Set out each line from the following listing that includes the word "text".

----- Material for this exercise

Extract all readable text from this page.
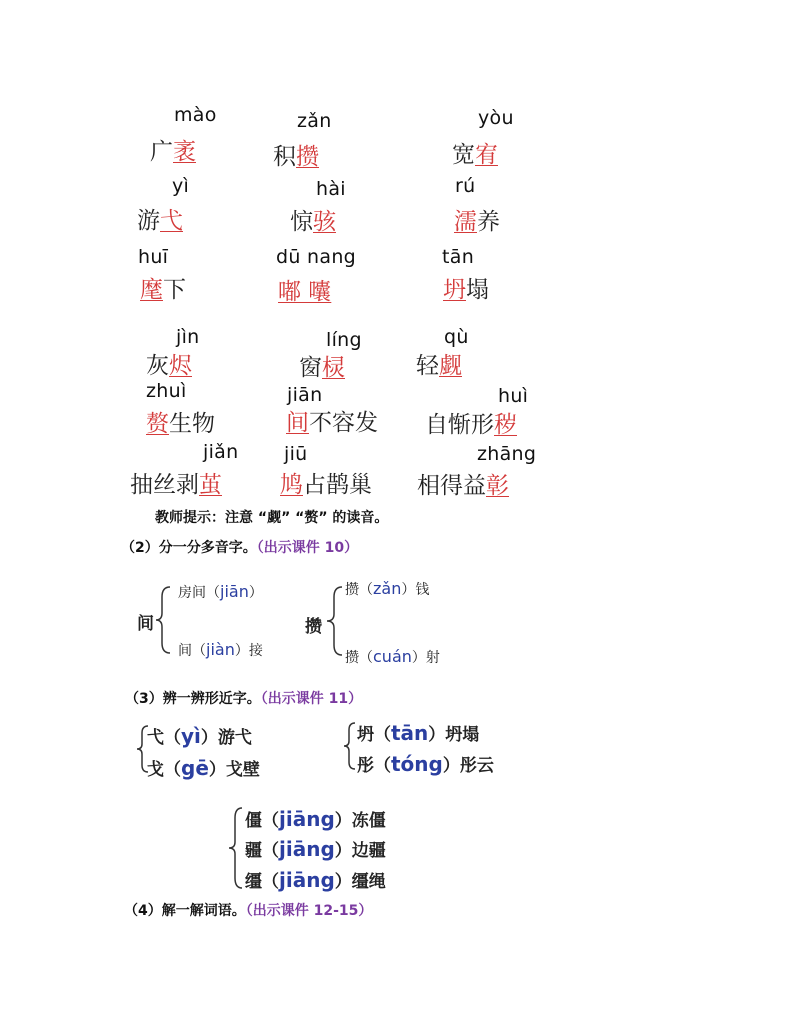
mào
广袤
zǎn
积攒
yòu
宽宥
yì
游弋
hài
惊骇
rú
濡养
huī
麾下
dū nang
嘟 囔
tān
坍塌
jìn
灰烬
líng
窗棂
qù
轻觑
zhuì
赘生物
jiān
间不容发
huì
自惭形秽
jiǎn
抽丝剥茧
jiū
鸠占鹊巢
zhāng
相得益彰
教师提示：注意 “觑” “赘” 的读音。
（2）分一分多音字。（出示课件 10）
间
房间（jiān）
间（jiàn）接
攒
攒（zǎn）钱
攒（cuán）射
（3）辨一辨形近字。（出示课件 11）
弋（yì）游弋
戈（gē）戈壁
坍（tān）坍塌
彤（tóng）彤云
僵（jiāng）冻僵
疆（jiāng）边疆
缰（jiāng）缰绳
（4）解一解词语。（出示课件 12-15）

----------
----- Material for this exercise

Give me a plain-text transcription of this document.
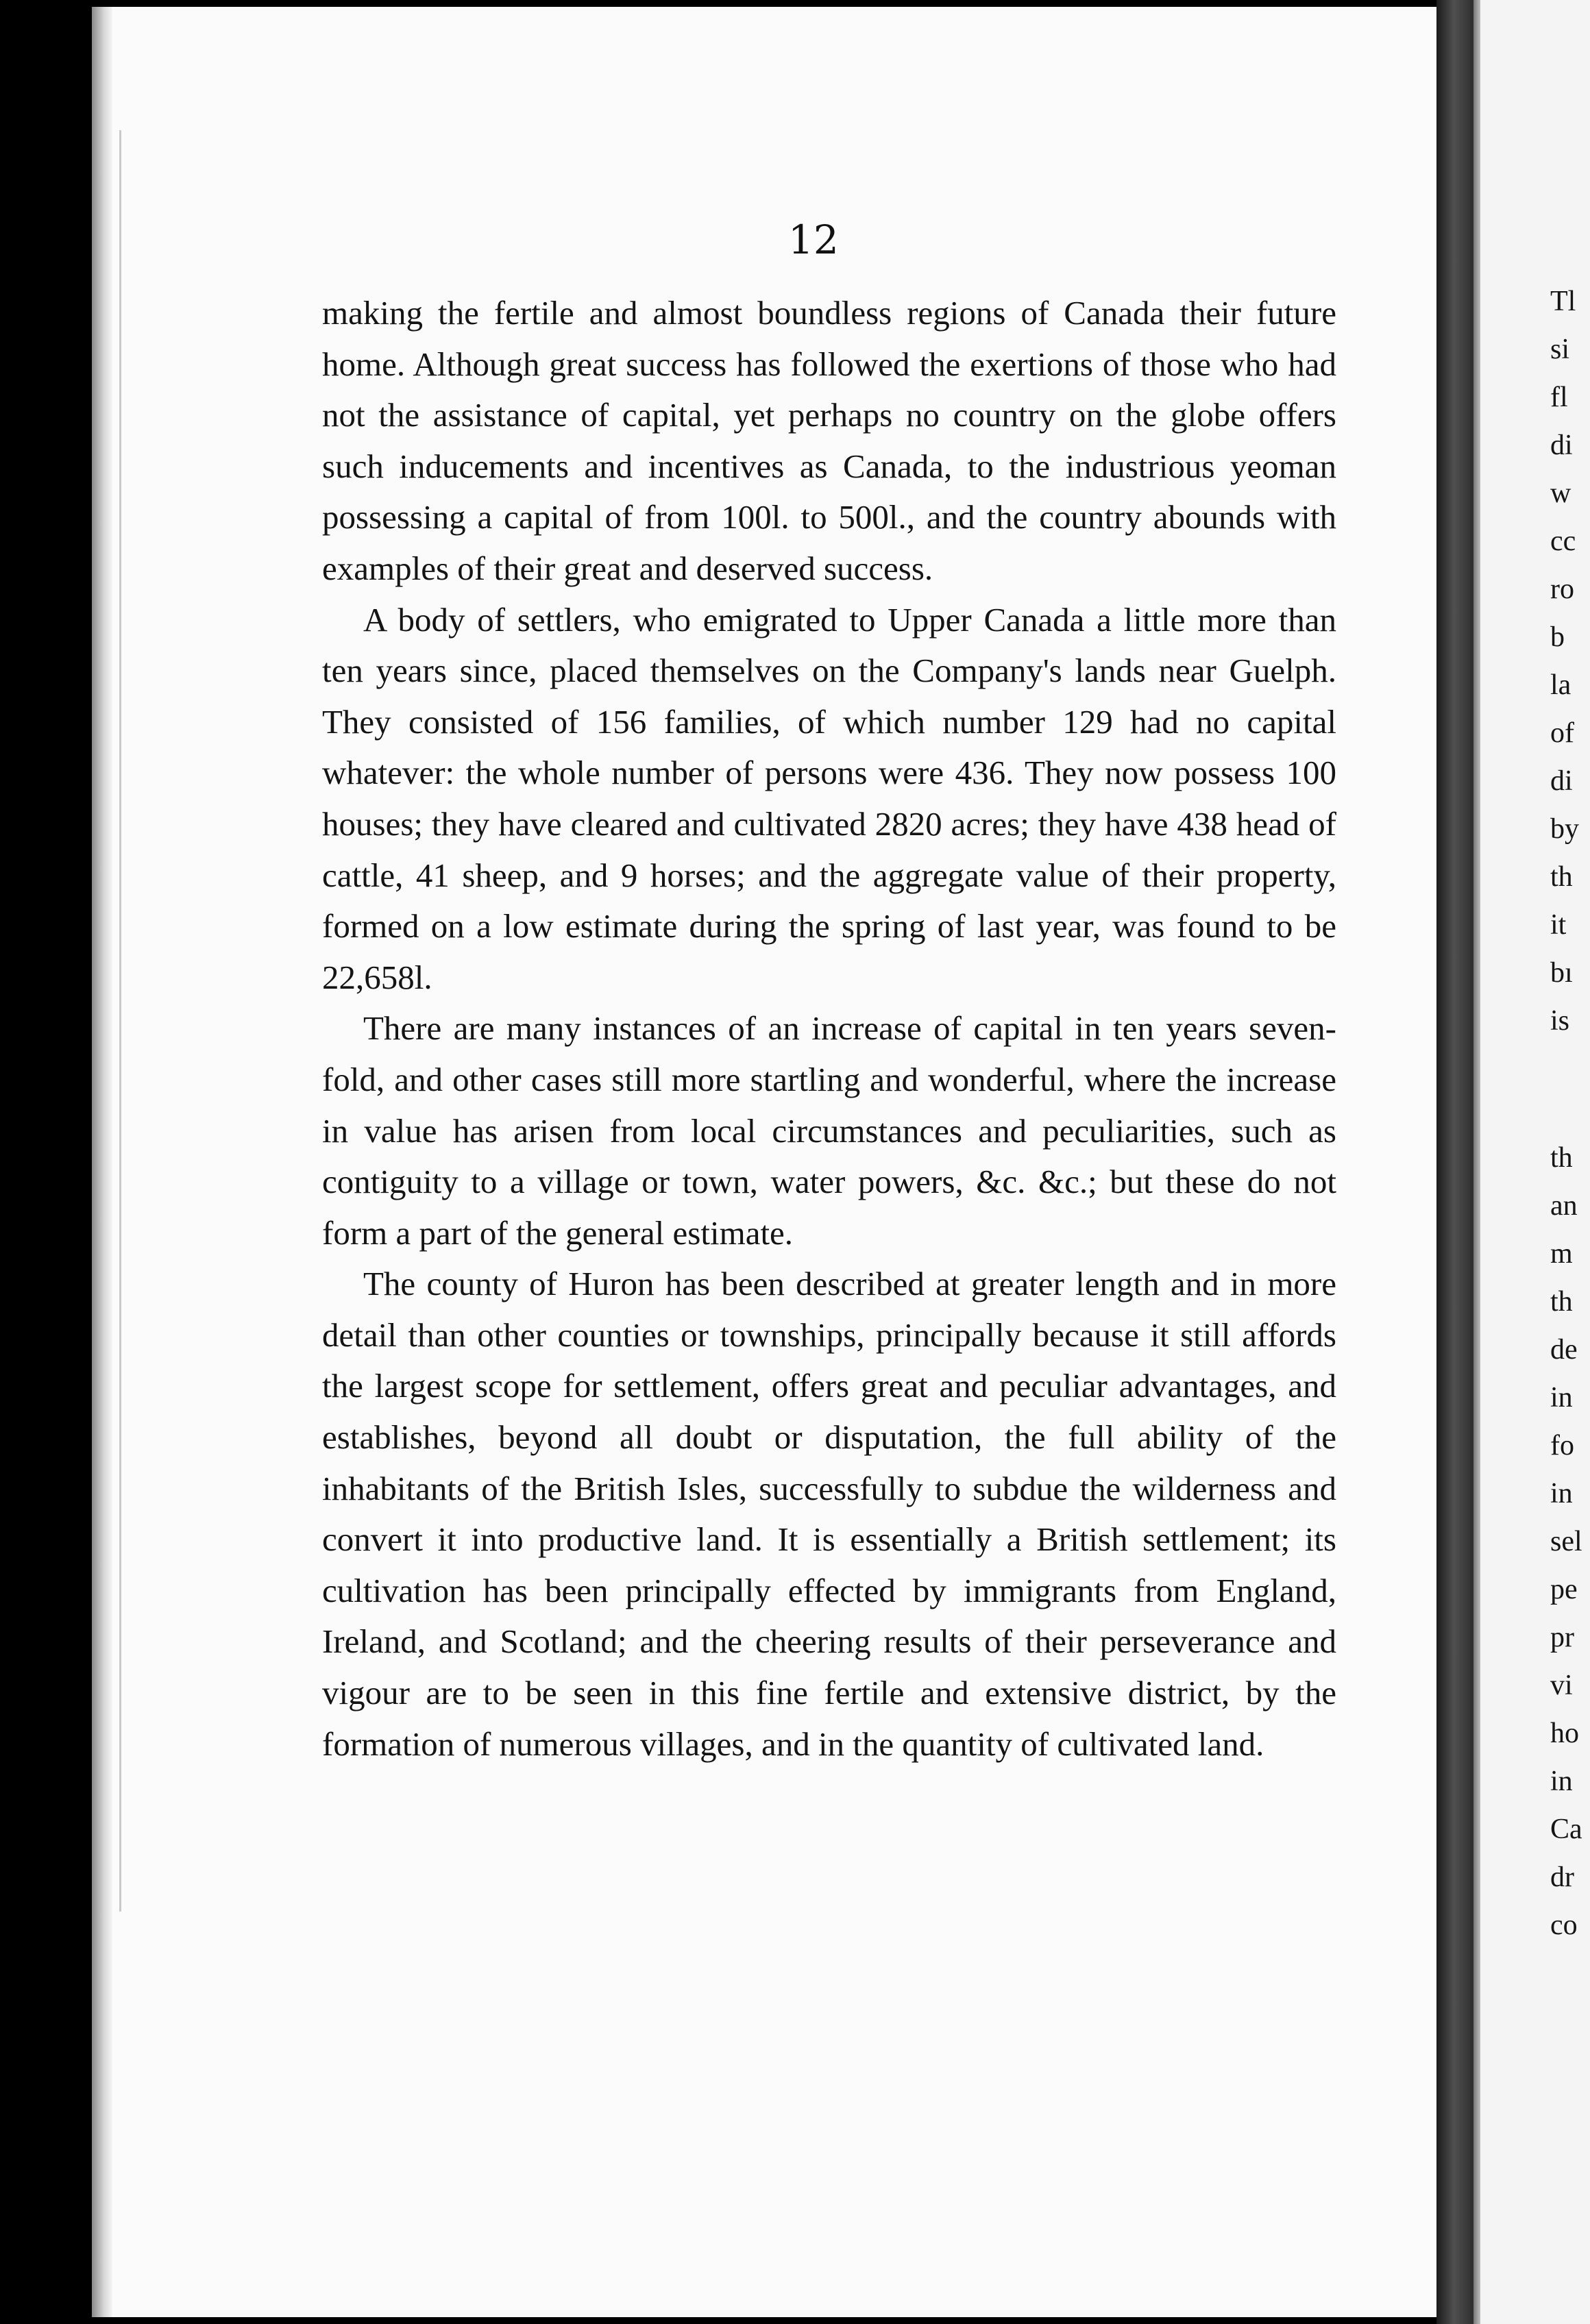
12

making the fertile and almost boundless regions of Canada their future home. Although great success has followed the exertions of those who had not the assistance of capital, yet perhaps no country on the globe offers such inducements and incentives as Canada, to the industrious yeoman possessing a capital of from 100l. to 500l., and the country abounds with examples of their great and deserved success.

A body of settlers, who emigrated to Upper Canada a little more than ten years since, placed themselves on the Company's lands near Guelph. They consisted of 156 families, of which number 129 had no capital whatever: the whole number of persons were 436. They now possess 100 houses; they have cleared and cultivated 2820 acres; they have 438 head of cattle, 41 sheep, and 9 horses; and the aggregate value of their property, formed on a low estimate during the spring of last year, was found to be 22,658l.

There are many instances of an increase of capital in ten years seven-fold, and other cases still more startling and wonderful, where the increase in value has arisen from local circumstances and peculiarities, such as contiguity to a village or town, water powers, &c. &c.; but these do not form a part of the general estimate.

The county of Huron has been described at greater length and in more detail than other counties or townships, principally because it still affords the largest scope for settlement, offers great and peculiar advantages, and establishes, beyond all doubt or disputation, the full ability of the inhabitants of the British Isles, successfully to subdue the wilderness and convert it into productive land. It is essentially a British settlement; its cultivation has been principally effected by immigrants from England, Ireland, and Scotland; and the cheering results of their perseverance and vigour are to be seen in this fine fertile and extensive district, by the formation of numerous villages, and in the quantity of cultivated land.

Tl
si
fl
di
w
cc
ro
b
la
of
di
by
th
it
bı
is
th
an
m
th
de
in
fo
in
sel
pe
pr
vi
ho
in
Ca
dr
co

----------
----- Material for this exercise

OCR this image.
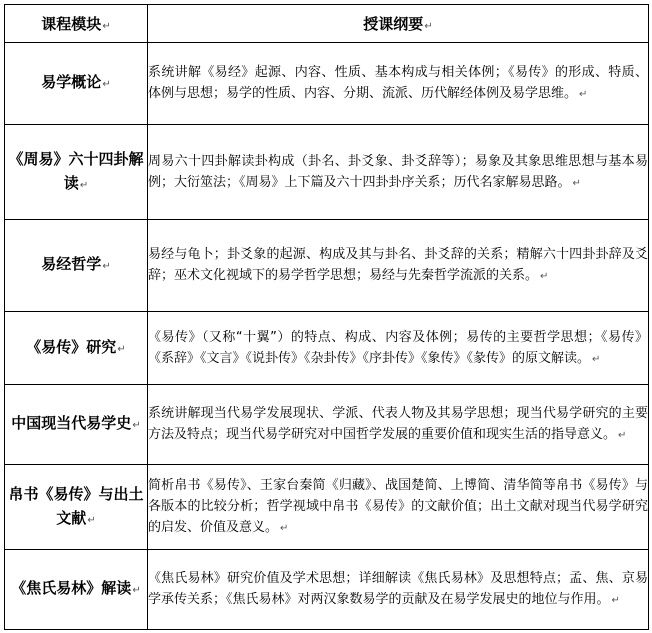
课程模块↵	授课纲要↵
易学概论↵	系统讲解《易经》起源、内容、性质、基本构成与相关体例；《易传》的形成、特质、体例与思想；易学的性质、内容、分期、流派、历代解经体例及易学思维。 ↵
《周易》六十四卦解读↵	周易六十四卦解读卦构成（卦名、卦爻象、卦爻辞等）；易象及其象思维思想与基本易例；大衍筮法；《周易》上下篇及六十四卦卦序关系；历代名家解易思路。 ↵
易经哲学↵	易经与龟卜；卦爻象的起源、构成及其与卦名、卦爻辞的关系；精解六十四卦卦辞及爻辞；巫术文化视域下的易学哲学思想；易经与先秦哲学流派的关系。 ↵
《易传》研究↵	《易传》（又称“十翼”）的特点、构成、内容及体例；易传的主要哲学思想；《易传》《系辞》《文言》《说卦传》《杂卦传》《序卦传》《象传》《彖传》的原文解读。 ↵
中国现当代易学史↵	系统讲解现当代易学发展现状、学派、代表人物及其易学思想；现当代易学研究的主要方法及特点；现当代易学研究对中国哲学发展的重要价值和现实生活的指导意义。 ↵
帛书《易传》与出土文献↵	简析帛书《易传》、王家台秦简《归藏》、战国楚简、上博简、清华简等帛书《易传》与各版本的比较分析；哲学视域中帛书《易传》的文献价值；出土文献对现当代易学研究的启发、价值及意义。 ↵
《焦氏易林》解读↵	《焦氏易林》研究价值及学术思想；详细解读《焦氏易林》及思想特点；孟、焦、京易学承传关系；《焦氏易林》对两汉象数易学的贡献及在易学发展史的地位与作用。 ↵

----------

- Final answer
Extract all readable text from this page.
Give me a plain-text transcription of this document.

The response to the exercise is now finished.